START Given records
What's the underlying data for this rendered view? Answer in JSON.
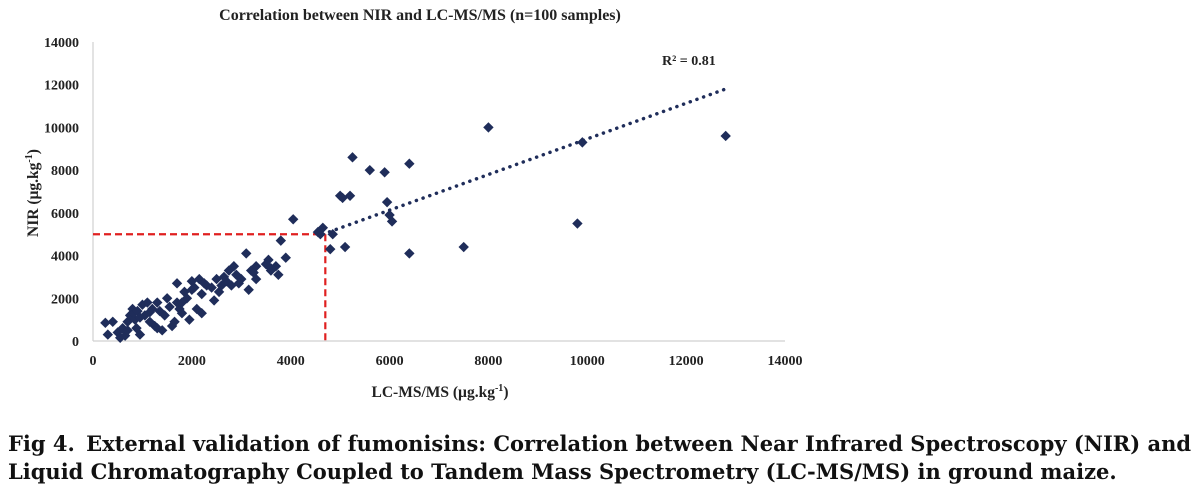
{
  "caption": {
    "prefix": "Fig 4.",
    "text": "External validation of fumonisins: Correlation between Near Infrared Spectroscopy (NIR) and Liquid Chromatography Coupled to Tandem Mass Spectrometry (LC-MS/MS) in ground maize."
  },
  "chart_data": {
    "type": "scatter",
    "title": "Correlation between NIR and LC-MS/MS (n=100 samples)",
    "xlabel": "LC-MS/MS (µg.kg",
    "ylabel": "NIR (µg.kg",
    "unit_superscript": "-1",
    "unit_close": ")",
    "xlim": [
      0,
      14000
    ],
    "ylim": [
      0,
      14000
    ],
    "xticks": [
      "0",
      "2000",
      "4000",
      "6000",
      "8000",
      "10000",
      "12000",
      "14000"
    ],
    "yticks": [
      "0",
      "2000",
      "4000",
      "6000",
      "8000",
      "10000",
      "12000",
      "14000"
    ],
    "grid": false,
    "legend": "none",
    "r2_label": "R² = 0.81",
    "trendline": {
      "style": "dotted",
      "color": "#1f2d5a",
      "x": [
        4650,
        12800
      ],
      "y": [
        5000,
        11800
      ]
    },
    "reference_lines": {
      "color": "#e02020",
      "style": "dashed",
      "x": 4700,
      "y": 5000
    },
    "marker": {
      "shape": "diamond",
      "color": "#1f2d5a"
    },
    "points": [
      [
        250,
        850
      ],
      [
        300,
        300
      ],
      [
        400,
        900
      ],
      [
        500,
        400
      ],
      [
        550,
        150
      ],
      [
        600,
        600
      ],
      [
        650,
        250
      ],
      [
        700,
        900
      ],
      [
        750,
        1200
      ],
      [
        800,
        1500
      ],
      [
        820,
        1300
      ],
      [
        850,
        1000
      ],
      [
        880,
        600
      ],
      [
        900,
        1400
      ],
      [
        950,
        300
      ],
      [
        1000,
        1700
      ],
      [
        1050,
        1200
      ],
      [
        1100,
        1800
      ],
      [
        1150,
        900
      ],
      [
        1200,
        1500
      ],
      [
        1250,
        700
      ],
      [
        1300,
        1800
      ],
      [
        1350,
        1400
      ],
      [
        1400,
        500
      ],
      [
        1450,
        1200
      ],
      [
        1500,
        2000
      ],
      [
        1550,
        1600
      ],
      [
        1600,
        700
      ],
      [
        1650,
        900
      ],
      [
        1700,
        2700
      ],
      [
        1750,
        1500
      ],
      [
        1800,
        1300
      ],
      [
        1850,
        2300
      ],
      [
        1900,
        2000
      ],
      [
        1950,
        1000
      ],
      [
        2000,
        2800
      ],
      [
        2050,
        2500
      ],
      [
        2100,
        1500
      ],
      [
        2150,
        2900
      ],
      [
        2200,
        2200
      ],
      [
        2250,
        2700
      ],
      [
        2300,
        2600
      ],
      [
        2400,
        2500
      ],
      [
        2450,
        1900
      ],
      [
        2500,
        2900
      ],
      [
        2550,
        2300
      ],
      [
        2600,
        2600
      ],
      [
        2650,
        3000
      ],
      [
        2700,
        2800
      ],
      [
        2750,
        3300
      ],
      [
        2800,
        2600
      ],
      [
        2850,
        3500
      ],
      [
        2900,
        3100
      ],
      [
        3000,
        2900
      ],
      [
        3100,
        4100
      ],
      [
        3150,
        2400
      ],
      [
        3200,
        3300
      ],
      [
        3250,
        3200
      ],
      [
        3300,
        2900
      ],
      [
        3500,
        3600
      ],
      [
        3550,
        3800
      ],
      [
        3600,
        3300
      ],
      [
        3700,
        3500
      ],
      [
        3750,
        3100
      ],
      [
        3800,
        4700
      ],
      [
        3900,
        3900
      ],
      [
        4050,
        5700
      ],
      [
        4600,
        5000
      ],
      [
        4650,
        5300
      ],
      [
        4800,
        4300
      ],
      [
        4850,
        5000
      ],
      [
        5000,
        6800
      ],
      [
        5100,
        4400
      ],
      [
        5200,
        6800
      ],
      [
        5250,
        8600
      ],
      [
        5600,
        8000
      ],
      [
        5900,
        7900
      ],
      [
        5950,
        6500
      ],
      [
        6050,
        5600
      ],
      [
        6400,
        8300
      ],
      [
        6400,
        4100
      ],
      [
        7500,
        4400
      ],
      [
        8000,
        10000
      ],
      [
        9800,
        5500
      ],
      [
        9900,
        9300
      ],
      [
        12800,
        9600
      ],
      [
        950,
        1100
      ],
      [
        1150,
        1350
      ],
      [
        1700,
        1800
      ],
      [
        2200,
        1300
      ],
      [
        3300,
        3500
      ],
      [
        3600,
        3400
      ],
      [
        700,
        500
      ],
      [
        1300,
        600
      ],
      [
        1800,
        1800
      ],
      [
        2950,
        2700
      ],
      [
        4550,
        5100
      ],
      [
        5050,
        6700
      ],
      [
        6000,
        5900
      ],
      [
        2000,
        2400
      ]
    ]
  }
}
END Given records
| Problem details |
Pictures stay out; reproduce every line of the records exactly.

| Reply to the exercise |
What's the underlying data for this rendered view? Answer in JSON.
{
  "caption": {
    "prefix": "Fig 4.",
    "text": "External validation of fumonisins: Correlation between Near Infrared Spectroscopy (NIR) and Liquid Chromatography Coupled to Tandem Mass Spectrometry (LC-MS/MS) in ground maize."
  },
  "chart_data": {
    "type": "scatter",
    "title": "Correlation between NIR and LC-MS/MS (n=100 samples)",
    "xlabel": "LC-MS/MS (µg.kg",
    "ylabel": "NIR (µg.kg",
    "unit_superscript": "-1",
    "unit_close": ")",
    "xlim": [
      0,
      14000
    ],
    "ylim": [
      0,
      14000
    ],
    "xticks": [
      "0",
      "2000",
      "4000",
      "6000",
      "8000",
      "10000",
      "12000",
      "14000"
    ],
    "yticks": [
      "0",
      "2000",
      "4000",
      "6000",
      "8000",
      "10000",
      "12000",
      "14000"
    ],
    "grid": false,
    "legend": "none",
    "r2_label": "R² = 0.81",
    "trendline": {
      "style": "dotted",
      "color": "#1f2d5a",
      "x": [
        4650,
        12800
      ],
      "y": [
        5000,
        11800
      ]
    },
    "reference_lines": {
      "color": "#e02020",
      "style": "dashed",
      "x": 4700,
      "y": 5000
    },
    "marker": {
      "shape": "diamond",
      "color": "#1f2d5a"
    },
    "points": [
      [
        250,
        850
      ],
      [
        300,
        300
      ],
      [
        400,
        900
      ],
      [
        500,
        400
      ],
      [
        550,
        150
      ],
      [
        600,
        600
      ],
      [
        650,
        250
      ],
      [
        700,
        900
      ],
      [
        750,
        1200
      ],
      [
        800,
        1500
      ],
      [
        820,
        1300
      ],
      [
        850,
        1000
      ],
      [
        880,
        600
      ],
      [
        900,
        1400
      ],
      [
        950,
        300
      ],
      [
        1000,
        1700
      ],
      [
        1050,
        1200
      ],
      [
        1100,
        1800
      ],
      [
        1150,
        900
      ],
      [
        1200,
        1500
      ],
      [
        1250,
        700
      ],
      [
        1300,
        1800
      ],
      [
        1350,
        1400
      ],
      [
        1400,
        500
      ],
      [
        1450,
        1200
      ],
      [
        1500,
        2000
      ],
      [
        1550,
        1600
      ],
      [
        1600,
        700
      ],
      [
        1650,
        900
      ],
      [
        1700,
        2700
      ],
      [
        1750,
        1500
      ],
      [
        1800,
        1300
      ],
      [
        1850,
        2300
      ],
      [
        1900,
        2000
      ],
      [
        1950,
        1000
      ],
      [
        2000,
        2800
      ],
      [
        2050,
        2500
      ],
      [
        2100,
        1500
      ],
      [
        2150,
        2900
      ],
      [
        2200,
        2200
      ],
      [
        2250,
        2700
      ],
      [
        2300,
        2600
      ],
      [
        2400,
        2500
      ],
      [
        2450,
        1900
      ],
      [
        2500,
        2900
      ],
      [
        2550,
        2300
      ],
      [
        2600,
        2600
      ],
      [
        2650,
        3000
      ],
      [
        2700,
        2800
      ],
      [
        2750,
        3300
      ],
      [
        2800,
        2600
      ],
      [
        2850,
        3500
      ],
      [
        2900,
        3100
      ],
      [
        3000,
        2900
      ],
      [
        3100,
        4100
      ],
      [
        3150,
        2400
      ],
      [
        3200,
        3300
      ],
      [
        3250,
        3200
      ],
      [
        3300,
        2900
      ],
      [
        3500,
        3600
      ],
      [
        3550,
        3800
      ],
      [
        3600,
        3300
      ],
      [
        3700,
        3500
      ],
      [
        3750,
        3100
      ],
      [
        3800,
        4700
      ],
      [
        3900,
        3900
      ],
      [
        4050,
        5700
      ],
      [
        4600,
        5000
      ],
      [
        4650,
        5300
      ],
      [
        4800,
        4300
      ],
      [
        4850,
        5000
      ],
      [
        5000,
        6800
      ],
      [
        5100,
        4400
      ],
      [
        5200,
        6800
      ],
      [
        5250,
        8600
      ],
      [
        5600,
        8000
      ],
      [
        5900,
        7900
      ],
      [
        5950,
        6500
      ],
      [
        6050,
        5600
      ],
      [
        6400,
        8300
      ],
      [
        6400,
        4100
      ],
      [
        7500,
        4400
      ],
      [
        8000,
        10000
      ],
      [
        9800,
        5500
      ],
      [
        9900,
        9300
      ],
      [
        12800,
        9600
      ],
      [
        950,
        1100
      ],
      [
        1150,
        1350
      ],
      [
        1700,
        1800
      ],
      [
        2200,
        1300
      ],
      [
        3300,
        3500
      ],
      [
        3600,
        3400
      ],
      [
        700,
        500
      ],
      [
        1300,
        600
      ],
      [
        1800,
        1800
      ],
      [
        2950,
        2700
      ],
      [
        4550,
        5100
      ],
      [
        5050,
        6700
      ],
      [
        6000,
        5900
      ],
      [
        2000,
        2400
      ]
    ]
  }
}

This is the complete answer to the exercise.